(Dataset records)
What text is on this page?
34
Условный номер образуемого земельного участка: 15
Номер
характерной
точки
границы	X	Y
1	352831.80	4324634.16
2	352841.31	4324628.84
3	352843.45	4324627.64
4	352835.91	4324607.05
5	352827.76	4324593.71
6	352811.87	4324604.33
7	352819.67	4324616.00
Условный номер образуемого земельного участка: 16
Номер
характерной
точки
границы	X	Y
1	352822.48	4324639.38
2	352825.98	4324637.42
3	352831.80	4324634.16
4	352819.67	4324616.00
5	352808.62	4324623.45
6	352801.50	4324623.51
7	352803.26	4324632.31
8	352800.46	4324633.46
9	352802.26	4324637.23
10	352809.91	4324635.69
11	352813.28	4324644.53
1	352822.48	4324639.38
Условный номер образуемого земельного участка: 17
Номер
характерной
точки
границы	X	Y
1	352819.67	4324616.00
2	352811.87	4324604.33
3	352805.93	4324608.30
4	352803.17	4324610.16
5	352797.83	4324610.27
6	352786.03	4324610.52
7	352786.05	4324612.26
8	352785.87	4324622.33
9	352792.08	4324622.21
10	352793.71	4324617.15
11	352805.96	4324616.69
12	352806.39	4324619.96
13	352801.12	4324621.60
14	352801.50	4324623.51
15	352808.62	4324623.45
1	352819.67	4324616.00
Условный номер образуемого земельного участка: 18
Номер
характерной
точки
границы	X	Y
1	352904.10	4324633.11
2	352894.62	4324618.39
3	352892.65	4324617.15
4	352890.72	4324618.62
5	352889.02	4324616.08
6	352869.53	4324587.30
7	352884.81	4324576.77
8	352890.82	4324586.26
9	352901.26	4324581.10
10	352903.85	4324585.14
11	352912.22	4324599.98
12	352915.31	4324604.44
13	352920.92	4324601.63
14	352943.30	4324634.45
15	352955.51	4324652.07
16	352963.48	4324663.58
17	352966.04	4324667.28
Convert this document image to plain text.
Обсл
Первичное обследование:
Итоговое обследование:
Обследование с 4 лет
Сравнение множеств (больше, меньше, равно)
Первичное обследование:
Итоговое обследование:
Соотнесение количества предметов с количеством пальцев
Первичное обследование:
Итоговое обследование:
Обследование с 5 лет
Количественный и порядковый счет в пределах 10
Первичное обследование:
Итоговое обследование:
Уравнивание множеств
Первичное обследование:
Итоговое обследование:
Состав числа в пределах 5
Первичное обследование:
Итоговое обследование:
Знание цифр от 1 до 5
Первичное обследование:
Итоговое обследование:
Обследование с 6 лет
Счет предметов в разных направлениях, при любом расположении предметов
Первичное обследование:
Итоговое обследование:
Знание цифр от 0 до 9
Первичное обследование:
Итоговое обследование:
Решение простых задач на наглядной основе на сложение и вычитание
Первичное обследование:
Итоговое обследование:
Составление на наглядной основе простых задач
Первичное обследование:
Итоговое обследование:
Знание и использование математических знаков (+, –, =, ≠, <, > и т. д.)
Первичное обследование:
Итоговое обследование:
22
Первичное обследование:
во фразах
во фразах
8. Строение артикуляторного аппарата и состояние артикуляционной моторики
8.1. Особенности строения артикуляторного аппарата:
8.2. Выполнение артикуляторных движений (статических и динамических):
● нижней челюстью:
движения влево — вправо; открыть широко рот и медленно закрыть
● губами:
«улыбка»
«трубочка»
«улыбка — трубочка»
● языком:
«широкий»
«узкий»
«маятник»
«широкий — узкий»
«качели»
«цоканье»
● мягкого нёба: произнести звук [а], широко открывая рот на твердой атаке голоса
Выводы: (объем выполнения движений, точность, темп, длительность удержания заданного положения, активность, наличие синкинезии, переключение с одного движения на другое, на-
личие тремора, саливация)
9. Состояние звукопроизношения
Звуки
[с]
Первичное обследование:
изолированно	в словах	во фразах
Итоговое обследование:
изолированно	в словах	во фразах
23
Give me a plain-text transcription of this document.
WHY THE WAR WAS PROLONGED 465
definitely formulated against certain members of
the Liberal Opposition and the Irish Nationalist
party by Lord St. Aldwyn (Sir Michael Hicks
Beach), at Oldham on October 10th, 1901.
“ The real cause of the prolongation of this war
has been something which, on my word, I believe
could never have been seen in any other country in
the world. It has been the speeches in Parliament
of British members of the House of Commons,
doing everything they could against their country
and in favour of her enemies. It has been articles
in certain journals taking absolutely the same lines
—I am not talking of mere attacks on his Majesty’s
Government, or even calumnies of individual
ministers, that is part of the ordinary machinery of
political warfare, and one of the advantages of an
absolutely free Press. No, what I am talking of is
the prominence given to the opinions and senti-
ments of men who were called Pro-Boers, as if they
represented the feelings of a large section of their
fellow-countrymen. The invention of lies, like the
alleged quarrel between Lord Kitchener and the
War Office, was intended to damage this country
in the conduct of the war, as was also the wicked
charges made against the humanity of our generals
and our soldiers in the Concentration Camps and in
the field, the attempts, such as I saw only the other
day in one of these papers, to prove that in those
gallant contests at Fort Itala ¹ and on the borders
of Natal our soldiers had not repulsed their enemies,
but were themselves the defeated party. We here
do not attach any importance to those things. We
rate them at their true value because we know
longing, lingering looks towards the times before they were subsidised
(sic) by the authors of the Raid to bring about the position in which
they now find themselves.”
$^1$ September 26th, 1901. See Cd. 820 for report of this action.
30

◆ **Set task**: Go through the listing and print each line exactly as it appears.

◆ **Solution to the problem**:
What text is on this page?
34
Условный номер образуемого земельного участка: 15
Номер
характерной
точки
границы	X	Y
1	352831.80	4324634.16
2	352841.31	4324628.84
3	352843.45	4324627.64
4	352835.91	4324607.05
5	352827.76	4324593.71
6	352811.87	4324604.33
7	352819.67	4324616.00
Условный номер образуемого земельного участка: 16
Номер
характерной
точки
границы	X	Y
1	352822.48	4324639.38
2	352825.98	4324637.42
3	352831.80	4324634.16
4	352819.67	4324616.00
5	352808.62	4324623.45
6	352801.50	4324623.51
7	352803.26	4324632.31
8	352800.46	4324633.46
9	352802.26	4324637.23
10	352809.91	4324635.69
11	352813.28	4324644.53
1	352822.48	4324639.38
Условный номер образуемого земельного участка: 17
Номер
характерной
точки
границы	X	Y
1	352819.67	4324616.00
2	352811.87	4324604.33
3	352805.93	4324608.30
4	352803.17	4324610.16
5	352797.83	4324610.27
6	352786.03	4324610.52
7	352786.05	4324612.26
8	352785.87	4324622.33
9	352792.08	4324622.21
10	352793.71	4324617.15
11	352805.96	4324616.69
12	352806.39	4324619.96
13	352801.12	4324621.60
14	352801.50	4324623.51
15	352808.62	4324623.45
1	352819.67	4324616.00
Условный номер образуемого земельного участка: 18
Номер
характерной
точки
границы	X	Y
1	352904.10	4324633.11
2	352894.62	4324618.39
3	352892.65	4324617.15
4	352890.72	4324618.62
5	352889.02	4324616.08
6	352869.53	4324587.30
7	352884.81	4324576.77
8	352890.82	4324586.26
9	352901.26	4324581.10
10	352903.85	4324585.14
11	352912.22	4324599.98
12	352915.31	4324604.44
13	352920.92	4324601.63
14	352943.30	4324634.45
15	352955.51	4324652.07
16	352963.48	4324663.58
17	352966.04	4324667.28
Convert this document image to plain text.
Обсл
Первичное обследование:
Итоговое обследование:
Обследование с 4 лет
Сравнение множеств (больше, меньше, равно)
Первичное обследование:
Итоговое обследование:
Соотнесение количества предметов с количеством пальцев
Первичное обследование:
Итоговое обследование:
Обследование с 5 лет
Количественный и порядковый счет в пределах 10
Первичное обследование:
Итоговое обследование:
Уравнивание множеств
Первичное обследование:
Итоговое обследование:
Состав числа в пределах 5
Первичное обследование:
Итоговое обследование:
Знание цифр от 1 до 5
Первичное обследование:
Итоговое обследование:
Обследование с 6 лет
Счет предметов в разных направлениях, при любом расположении предметов
Первичное обследование:
Итоговое обследование:
Знание цифр от 0 до 9
Первичное обследование:
Итоговое обследование:
Решение простых задач на наглядной основе на сложение и вычитание
Первичное обследование:
Итоговое обследование:
Составление на наглядной основе простых задач
Первичное обследование:
Итоговое обследование:
Знание и использование математических знаков (+, –, =, ≠, <, > и т. д.)
Первичное обследование:
Итоговое обследование:
22
Первичное обследование:
во фразах
во фразах
8. Строение артикуляторного аппарата и состояние артикуляционной моторики
8.1. Особенности строения артикуляторного аппарата:
8.2. Выполнение артикуляторных движений (статических и динамических):
● нижней челюстью:
движения влево — вправо; открыть широко рот и медленно закрыть
● губами:
«улыбка»
«трубочка»
«улыбка — трубочка»
● языком:
«широкий»
«узкий»
«маятник»
«широкий — узкий»
«качели»
«цоканье»
● мягкого нёба: произнести звук [а], широко открывая рот на твердой атаке голоса
Выводы: (объем выполнения движений, точность, темп, длительность удержания заданного положения, активность, наличие синкинезии, переключение с одного движения на другое, на-
личие тремора, саливация)
9. Состояние звукопроизношения
Звуки
[с]
Первичное обследование:
изолированно	в словах	во фразах
Итоговое обследование:
изолированно	в словах	во фразах
23
Give me a plain-text transcription of this document.
WHY THE WAR WAS PROLONGED 465
definitely formulated against certain members of
the Liberal Opposition and the Irish Nationalist
party by Lord St. Aldwyn (Sir Michael Hicks
Beach), at Oldham on October 10th, 1901.
“ The real cause of the prolongation of this war
has been something which, on my word, I believe
could never have been seen in any other country in
the world. It has been the speeches in Parliament
of British members of the House of Commons,
doing everything they could against their country
and in favour of her enemies. It has been articles
in certain journals taking absolutely the same lines
—I am not talking of mere attacks on his Majesty’s
Government, or even calumnies of individual
ministers, that is part of the ordinary machinery of
political warfare, and one of the advantages of an
absolutely free Press. No, what I am talking of is
the prominence given to the opinions and senti-
ments of men who were called Pro-Boers, as if they
represented the feelings of a large section of their
fellow-countrymen. The invention of lies, like the
alleged quarrel between Lord Kitchener and the
War Office, was intended to damage this country
in the conduct of the war, as was also the wicked
charges made against the humanity of our generals
and our soldiers in the Concentration Camps and in
the field, the attempts, such as I saw only the other
day in one of these papers, to prove that in those
gallant contests at Fort Itala ¹ and on the borders
of Natal our soldiers had not repulsed their enemies,
but were themselves the defeated party. We here
do not attach any importance to those things. We
rate them at their true value because we know
longing, lingering looks towards the times before they were subsidised
(sic) by the authors of the Raid to bring about the position in which
they now find themselves.”
$^1$ September 26th, 1901. See Cd. 820 for report of this action.
30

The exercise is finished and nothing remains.